WORK TO COMPLETE:
Present every line in which the string "icon" appears.

"""

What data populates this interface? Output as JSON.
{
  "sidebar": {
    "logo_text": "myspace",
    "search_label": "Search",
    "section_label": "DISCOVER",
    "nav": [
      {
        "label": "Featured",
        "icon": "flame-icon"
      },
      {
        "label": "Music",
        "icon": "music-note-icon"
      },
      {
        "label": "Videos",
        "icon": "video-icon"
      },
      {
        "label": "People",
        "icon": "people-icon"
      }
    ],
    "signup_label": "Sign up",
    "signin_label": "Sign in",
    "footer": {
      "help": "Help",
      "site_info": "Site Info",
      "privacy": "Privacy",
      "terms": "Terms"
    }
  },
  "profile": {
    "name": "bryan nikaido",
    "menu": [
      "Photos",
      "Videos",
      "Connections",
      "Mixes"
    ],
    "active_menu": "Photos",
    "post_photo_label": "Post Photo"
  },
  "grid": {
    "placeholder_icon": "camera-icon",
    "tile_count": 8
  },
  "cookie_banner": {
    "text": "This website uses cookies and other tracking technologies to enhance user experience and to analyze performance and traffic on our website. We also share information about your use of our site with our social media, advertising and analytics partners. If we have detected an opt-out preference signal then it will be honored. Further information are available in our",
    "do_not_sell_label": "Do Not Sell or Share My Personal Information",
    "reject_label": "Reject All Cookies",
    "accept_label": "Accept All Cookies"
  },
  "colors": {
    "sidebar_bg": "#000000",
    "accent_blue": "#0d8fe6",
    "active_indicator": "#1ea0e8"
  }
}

"""

ANSWER BELOW:
        "icon": "flame-icon"
        "icon": "music-note-icon"
        "icon": "video-icon"
        "icon": "people-icon"
    "placeholder_icon": "camera-icon",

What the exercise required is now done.